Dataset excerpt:
>> start
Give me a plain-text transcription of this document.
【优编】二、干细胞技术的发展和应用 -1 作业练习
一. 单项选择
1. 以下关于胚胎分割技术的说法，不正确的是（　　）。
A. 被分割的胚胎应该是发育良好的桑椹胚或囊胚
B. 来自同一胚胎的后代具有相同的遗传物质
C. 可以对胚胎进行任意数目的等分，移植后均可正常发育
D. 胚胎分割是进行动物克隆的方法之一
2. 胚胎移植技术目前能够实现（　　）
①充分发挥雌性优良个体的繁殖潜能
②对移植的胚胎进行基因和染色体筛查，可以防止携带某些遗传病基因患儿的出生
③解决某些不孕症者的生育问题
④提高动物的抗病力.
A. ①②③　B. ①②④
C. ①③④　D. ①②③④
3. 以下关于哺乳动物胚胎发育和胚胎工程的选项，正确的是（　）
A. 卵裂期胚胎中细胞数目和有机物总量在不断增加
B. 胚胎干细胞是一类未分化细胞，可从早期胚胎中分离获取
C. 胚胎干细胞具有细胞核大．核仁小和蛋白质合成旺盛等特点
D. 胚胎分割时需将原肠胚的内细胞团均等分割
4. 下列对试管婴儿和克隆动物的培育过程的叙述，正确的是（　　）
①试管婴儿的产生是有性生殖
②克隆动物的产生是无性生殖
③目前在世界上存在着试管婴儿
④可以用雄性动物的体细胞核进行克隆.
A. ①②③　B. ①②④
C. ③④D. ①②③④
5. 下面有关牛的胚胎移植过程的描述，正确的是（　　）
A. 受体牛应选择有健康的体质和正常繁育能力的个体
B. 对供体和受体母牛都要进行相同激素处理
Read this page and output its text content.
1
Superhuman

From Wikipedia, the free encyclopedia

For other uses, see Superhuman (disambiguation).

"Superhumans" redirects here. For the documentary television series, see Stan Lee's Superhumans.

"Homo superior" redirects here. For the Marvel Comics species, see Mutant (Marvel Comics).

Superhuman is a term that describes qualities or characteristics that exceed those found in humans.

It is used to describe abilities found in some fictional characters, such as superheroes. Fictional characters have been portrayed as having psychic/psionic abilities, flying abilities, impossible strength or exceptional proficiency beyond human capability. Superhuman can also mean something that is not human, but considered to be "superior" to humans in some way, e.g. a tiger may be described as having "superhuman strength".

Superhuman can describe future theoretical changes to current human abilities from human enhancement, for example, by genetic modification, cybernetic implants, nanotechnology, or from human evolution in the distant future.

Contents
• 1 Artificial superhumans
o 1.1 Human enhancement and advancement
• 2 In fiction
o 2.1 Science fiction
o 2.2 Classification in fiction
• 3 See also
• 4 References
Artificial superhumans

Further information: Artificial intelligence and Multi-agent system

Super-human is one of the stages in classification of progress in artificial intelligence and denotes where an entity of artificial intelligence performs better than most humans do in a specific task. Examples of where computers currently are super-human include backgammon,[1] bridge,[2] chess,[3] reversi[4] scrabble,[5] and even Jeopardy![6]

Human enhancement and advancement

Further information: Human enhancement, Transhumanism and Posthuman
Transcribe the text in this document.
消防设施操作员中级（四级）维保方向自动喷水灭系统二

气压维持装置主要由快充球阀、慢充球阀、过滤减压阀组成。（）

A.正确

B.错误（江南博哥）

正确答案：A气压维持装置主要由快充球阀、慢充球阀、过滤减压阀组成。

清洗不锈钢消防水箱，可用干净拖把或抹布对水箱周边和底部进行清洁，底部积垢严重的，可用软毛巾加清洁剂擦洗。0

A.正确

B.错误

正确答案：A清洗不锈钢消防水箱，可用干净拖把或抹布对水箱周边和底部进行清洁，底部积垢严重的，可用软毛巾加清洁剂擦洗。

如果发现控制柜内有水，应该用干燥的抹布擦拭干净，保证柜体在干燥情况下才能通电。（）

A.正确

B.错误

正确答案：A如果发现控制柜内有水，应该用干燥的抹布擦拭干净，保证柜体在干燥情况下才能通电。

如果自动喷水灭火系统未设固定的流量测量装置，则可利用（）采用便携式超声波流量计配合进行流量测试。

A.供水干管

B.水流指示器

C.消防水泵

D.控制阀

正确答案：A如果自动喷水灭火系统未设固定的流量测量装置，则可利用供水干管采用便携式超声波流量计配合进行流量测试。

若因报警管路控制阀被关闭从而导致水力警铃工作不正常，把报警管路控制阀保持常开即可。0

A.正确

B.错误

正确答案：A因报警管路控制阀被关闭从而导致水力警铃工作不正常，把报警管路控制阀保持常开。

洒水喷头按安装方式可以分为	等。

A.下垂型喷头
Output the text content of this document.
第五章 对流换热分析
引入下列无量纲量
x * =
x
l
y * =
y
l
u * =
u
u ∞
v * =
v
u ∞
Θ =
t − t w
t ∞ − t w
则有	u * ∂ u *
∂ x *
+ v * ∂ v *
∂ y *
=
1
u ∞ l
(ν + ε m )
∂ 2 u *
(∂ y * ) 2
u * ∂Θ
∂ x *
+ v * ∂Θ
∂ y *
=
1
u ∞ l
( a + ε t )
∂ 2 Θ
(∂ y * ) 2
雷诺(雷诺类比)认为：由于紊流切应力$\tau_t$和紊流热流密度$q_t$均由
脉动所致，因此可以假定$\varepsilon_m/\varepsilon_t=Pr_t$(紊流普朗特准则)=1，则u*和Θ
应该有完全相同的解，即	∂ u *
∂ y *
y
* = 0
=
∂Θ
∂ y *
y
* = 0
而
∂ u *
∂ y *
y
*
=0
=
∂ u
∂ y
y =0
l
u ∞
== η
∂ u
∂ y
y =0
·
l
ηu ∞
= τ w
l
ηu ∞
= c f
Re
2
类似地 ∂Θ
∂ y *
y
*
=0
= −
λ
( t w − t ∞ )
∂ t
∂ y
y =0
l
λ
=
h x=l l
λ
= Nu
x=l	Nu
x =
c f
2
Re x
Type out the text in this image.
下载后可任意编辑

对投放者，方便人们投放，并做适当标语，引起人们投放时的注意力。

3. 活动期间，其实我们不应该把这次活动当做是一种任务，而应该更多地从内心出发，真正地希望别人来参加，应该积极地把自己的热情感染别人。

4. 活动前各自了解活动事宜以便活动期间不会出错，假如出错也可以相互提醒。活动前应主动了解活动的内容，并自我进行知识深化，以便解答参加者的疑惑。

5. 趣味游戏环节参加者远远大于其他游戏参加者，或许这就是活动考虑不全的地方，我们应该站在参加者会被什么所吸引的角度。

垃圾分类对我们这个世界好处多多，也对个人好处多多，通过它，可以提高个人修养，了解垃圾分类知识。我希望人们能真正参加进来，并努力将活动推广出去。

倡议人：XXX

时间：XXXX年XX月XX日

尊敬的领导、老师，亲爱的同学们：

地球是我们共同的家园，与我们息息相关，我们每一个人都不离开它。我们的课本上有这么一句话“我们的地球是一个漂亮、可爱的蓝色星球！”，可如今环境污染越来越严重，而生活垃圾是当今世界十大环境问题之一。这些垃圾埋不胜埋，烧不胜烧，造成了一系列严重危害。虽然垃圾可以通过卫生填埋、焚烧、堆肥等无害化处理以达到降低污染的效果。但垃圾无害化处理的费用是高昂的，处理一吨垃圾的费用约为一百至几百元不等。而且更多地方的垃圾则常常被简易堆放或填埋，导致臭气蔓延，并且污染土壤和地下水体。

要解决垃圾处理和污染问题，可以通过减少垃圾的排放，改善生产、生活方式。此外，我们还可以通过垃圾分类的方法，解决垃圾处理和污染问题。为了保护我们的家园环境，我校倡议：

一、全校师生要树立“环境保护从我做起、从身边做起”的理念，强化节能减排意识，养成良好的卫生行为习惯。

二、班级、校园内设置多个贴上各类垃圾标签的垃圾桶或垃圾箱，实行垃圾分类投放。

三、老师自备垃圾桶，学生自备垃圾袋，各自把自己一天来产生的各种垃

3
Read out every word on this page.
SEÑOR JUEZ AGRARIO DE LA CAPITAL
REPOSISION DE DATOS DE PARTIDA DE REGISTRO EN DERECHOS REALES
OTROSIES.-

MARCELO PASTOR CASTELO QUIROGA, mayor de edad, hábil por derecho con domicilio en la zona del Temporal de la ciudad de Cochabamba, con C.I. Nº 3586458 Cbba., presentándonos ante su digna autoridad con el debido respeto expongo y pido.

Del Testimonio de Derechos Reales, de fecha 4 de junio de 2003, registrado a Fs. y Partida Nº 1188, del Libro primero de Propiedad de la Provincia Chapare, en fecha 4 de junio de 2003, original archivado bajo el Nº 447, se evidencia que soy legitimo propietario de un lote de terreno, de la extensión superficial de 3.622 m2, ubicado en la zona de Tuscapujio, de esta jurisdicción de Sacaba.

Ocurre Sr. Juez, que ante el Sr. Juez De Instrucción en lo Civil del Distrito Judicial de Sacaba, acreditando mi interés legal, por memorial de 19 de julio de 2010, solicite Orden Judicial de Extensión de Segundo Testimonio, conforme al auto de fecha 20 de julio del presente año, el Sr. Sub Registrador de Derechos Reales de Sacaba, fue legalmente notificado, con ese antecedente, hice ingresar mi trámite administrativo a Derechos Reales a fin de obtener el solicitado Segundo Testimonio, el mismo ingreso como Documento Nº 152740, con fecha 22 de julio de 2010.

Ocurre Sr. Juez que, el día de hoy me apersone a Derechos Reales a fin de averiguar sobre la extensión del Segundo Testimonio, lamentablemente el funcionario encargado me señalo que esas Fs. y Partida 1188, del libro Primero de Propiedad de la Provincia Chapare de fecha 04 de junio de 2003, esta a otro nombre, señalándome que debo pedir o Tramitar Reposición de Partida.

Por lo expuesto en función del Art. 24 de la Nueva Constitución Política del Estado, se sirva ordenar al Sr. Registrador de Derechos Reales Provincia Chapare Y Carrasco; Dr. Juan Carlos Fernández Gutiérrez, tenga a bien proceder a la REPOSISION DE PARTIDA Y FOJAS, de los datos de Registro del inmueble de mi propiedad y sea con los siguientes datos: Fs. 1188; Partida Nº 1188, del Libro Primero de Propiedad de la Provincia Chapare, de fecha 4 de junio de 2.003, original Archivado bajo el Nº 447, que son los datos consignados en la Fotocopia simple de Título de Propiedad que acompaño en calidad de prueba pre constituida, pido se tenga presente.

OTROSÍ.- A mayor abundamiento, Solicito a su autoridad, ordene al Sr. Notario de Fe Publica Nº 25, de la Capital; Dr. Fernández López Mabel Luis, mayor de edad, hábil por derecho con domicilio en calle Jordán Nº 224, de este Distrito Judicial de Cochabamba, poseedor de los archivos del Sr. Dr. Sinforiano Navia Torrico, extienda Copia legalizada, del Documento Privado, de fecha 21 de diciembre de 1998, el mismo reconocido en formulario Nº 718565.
>> end
Look through the entries above; copy each line where the string "保证柜体在干燥情况下才能通电" appears.

- **The output**
如果发现控制柜内有水，应该用干燥的抹布擦拭干净，保证柜体在干燥情况下才能通电。（）
正确答案：A如果发现控制柜内有水，应该用干燥的抹布擦拭干净，保证柜体在干燥情况下才能通电。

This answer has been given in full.